--- START SUPPLIED RECORDS ---

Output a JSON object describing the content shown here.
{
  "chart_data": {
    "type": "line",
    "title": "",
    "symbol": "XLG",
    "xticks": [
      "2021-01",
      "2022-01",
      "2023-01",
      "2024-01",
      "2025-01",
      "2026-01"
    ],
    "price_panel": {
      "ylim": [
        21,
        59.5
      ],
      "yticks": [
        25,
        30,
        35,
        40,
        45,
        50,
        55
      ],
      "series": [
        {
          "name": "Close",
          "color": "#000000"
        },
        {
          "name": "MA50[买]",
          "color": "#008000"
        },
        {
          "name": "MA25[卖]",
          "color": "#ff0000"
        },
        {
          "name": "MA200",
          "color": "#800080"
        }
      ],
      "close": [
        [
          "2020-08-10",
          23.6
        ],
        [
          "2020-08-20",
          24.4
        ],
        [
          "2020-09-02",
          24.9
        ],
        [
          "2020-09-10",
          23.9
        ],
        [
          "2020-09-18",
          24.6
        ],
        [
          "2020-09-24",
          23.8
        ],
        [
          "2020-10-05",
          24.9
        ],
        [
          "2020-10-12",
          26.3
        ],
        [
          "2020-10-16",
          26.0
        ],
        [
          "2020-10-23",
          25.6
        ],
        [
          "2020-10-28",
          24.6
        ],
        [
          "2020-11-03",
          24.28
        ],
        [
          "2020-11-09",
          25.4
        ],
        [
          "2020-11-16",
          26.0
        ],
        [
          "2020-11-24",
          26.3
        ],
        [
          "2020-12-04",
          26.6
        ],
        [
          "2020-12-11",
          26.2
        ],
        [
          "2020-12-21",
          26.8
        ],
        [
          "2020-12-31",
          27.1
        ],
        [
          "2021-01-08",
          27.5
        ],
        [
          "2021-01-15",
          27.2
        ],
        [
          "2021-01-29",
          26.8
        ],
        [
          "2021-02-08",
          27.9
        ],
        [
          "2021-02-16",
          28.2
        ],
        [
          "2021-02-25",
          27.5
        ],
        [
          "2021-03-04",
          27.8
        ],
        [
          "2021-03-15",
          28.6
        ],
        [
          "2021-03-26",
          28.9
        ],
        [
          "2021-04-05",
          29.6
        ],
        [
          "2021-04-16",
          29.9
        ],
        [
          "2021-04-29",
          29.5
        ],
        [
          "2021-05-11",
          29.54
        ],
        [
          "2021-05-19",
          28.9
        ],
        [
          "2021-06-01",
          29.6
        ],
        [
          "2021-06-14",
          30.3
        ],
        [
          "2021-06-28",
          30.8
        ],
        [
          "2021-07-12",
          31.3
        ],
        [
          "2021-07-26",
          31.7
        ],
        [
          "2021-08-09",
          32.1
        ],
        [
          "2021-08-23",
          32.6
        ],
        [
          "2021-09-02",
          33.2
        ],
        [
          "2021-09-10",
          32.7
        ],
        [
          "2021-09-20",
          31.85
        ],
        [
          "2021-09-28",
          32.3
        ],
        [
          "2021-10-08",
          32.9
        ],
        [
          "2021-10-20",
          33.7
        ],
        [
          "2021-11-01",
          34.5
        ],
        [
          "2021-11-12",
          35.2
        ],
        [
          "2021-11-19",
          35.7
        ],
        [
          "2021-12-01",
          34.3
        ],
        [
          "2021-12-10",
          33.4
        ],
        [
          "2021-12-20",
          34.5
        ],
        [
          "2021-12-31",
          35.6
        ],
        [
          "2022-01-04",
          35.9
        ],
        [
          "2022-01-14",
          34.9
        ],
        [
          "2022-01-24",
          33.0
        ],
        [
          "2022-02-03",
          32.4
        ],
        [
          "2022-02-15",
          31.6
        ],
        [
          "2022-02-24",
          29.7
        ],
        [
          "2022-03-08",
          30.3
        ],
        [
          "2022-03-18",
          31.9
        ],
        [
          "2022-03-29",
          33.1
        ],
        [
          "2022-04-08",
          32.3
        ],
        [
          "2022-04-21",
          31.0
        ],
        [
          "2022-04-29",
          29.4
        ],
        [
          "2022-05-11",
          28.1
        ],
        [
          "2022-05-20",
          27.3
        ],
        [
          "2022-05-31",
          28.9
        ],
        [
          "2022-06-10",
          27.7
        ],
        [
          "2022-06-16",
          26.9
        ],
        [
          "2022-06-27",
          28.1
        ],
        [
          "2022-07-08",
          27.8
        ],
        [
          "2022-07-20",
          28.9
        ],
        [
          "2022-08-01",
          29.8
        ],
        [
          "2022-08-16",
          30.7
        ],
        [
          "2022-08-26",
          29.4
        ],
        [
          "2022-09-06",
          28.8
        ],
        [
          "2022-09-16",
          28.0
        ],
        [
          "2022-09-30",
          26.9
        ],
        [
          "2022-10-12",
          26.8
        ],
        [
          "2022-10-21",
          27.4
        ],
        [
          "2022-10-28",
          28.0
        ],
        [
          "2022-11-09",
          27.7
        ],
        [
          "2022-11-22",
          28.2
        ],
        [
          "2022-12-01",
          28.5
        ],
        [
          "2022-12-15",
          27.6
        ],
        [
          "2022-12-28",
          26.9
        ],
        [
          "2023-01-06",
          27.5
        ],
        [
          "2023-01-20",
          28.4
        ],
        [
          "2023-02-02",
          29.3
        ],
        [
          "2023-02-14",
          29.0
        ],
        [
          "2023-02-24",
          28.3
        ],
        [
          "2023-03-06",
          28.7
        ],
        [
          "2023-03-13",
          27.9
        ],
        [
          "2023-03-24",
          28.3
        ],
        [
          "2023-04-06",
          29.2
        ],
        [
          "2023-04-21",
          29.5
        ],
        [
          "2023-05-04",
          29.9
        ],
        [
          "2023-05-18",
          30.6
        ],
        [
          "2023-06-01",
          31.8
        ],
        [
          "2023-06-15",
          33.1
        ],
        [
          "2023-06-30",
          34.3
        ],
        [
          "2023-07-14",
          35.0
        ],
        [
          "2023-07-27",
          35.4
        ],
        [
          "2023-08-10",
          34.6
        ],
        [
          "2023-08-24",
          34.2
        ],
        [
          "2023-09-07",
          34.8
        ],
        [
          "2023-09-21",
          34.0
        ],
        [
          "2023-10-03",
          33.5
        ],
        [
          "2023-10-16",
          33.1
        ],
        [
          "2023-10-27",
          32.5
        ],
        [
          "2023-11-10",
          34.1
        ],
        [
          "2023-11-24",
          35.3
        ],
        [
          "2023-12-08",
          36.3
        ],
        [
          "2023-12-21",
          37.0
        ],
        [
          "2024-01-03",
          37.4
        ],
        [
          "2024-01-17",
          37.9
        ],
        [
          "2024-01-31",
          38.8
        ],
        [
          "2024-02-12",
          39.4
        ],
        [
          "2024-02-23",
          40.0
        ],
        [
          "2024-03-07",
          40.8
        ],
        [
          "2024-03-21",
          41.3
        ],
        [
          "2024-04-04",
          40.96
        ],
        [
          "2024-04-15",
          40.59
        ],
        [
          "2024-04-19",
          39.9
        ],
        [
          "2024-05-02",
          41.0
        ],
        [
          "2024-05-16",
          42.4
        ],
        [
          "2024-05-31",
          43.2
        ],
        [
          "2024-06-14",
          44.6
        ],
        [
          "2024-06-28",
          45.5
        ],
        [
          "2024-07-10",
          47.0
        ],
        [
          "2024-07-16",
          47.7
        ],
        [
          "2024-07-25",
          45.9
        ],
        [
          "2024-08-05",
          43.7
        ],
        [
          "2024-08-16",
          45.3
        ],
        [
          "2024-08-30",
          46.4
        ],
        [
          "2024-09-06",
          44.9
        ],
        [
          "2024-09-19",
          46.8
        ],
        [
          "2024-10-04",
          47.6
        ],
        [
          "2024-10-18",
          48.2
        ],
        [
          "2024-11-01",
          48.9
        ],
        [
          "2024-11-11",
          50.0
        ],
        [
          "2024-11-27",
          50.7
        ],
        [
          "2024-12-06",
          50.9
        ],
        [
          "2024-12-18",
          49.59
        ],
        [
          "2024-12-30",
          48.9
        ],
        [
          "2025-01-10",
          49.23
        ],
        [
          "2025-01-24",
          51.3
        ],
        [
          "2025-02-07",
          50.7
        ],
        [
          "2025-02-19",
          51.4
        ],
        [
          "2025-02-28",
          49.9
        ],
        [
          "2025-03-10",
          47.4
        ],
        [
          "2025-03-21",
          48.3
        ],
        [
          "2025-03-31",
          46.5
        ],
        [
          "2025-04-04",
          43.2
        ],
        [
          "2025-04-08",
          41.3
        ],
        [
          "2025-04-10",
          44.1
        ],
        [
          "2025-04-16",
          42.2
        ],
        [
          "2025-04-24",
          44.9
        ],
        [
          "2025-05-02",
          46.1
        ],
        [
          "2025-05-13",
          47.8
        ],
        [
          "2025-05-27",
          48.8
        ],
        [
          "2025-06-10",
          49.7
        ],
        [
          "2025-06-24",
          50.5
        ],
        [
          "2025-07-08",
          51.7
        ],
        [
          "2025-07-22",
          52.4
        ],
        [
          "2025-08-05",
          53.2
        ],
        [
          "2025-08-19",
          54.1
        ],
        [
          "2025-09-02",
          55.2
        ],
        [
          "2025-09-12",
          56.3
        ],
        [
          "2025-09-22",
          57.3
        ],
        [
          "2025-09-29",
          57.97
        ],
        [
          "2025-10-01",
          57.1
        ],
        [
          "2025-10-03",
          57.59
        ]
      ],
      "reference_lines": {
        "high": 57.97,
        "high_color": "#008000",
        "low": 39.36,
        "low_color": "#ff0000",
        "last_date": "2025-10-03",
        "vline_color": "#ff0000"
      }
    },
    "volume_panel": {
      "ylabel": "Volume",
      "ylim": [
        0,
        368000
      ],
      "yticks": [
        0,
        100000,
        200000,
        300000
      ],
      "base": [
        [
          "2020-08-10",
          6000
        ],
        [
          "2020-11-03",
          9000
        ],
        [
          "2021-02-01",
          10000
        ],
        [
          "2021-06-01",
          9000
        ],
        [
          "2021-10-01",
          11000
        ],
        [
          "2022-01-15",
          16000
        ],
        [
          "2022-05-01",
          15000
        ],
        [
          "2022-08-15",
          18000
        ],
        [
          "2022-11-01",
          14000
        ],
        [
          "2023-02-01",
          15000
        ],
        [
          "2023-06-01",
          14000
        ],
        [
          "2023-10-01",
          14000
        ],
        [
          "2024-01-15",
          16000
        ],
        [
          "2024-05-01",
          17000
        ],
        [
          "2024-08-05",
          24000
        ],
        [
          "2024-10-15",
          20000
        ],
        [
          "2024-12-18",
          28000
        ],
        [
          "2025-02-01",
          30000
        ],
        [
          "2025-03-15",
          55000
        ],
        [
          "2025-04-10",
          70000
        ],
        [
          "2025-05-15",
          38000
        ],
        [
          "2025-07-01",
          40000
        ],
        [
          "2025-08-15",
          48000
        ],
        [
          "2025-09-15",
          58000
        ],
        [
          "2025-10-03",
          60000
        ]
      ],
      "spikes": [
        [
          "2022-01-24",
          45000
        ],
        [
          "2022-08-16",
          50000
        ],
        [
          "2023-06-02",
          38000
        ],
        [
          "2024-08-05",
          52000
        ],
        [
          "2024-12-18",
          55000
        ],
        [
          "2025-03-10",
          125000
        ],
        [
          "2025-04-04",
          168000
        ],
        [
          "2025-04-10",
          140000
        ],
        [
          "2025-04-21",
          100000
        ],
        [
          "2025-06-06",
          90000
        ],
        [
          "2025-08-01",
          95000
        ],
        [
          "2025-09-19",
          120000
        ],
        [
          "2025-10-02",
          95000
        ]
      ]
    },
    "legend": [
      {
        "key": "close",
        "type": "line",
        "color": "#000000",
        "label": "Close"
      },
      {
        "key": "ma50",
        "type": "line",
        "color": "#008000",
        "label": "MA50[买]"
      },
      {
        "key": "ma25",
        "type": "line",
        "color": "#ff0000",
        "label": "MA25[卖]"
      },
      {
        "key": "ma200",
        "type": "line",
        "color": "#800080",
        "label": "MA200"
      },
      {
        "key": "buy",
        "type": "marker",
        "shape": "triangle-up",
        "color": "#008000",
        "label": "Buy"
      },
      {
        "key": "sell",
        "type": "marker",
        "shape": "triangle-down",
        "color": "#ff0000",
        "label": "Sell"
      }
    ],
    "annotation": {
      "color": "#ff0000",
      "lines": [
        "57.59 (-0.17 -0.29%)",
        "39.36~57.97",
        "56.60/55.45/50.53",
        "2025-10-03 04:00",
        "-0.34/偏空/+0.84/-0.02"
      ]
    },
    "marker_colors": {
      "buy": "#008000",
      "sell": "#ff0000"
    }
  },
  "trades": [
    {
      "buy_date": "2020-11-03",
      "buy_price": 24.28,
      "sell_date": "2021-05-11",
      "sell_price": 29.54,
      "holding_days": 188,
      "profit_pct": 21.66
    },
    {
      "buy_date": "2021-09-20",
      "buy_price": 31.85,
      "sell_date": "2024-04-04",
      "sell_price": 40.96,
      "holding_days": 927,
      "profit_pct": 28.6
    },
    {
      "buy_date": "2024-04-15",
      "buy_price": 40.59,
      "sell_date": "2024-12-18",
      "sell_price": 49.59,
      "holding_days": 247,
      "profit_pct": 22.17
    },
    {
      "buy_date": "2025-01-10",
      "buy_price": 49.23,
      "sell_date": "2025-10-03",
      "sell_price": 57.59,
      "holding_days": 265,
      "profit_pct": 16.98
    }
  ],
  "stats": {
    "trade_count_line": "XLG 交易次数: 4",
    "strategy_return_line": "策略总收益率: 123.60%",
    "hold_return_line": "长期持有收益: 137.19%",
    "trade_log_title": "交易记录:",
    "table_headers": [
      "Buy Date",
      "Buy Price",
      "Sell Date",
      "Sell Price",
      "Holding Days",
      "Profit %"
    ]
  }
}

--- END SUPPLIED RECORDS ---

TASK DETAILS: Within the listing above, find every line containing the string "triangle" and return it.

REPLY:
        "shape": "triangle-up",
        "shape": "triangle-down",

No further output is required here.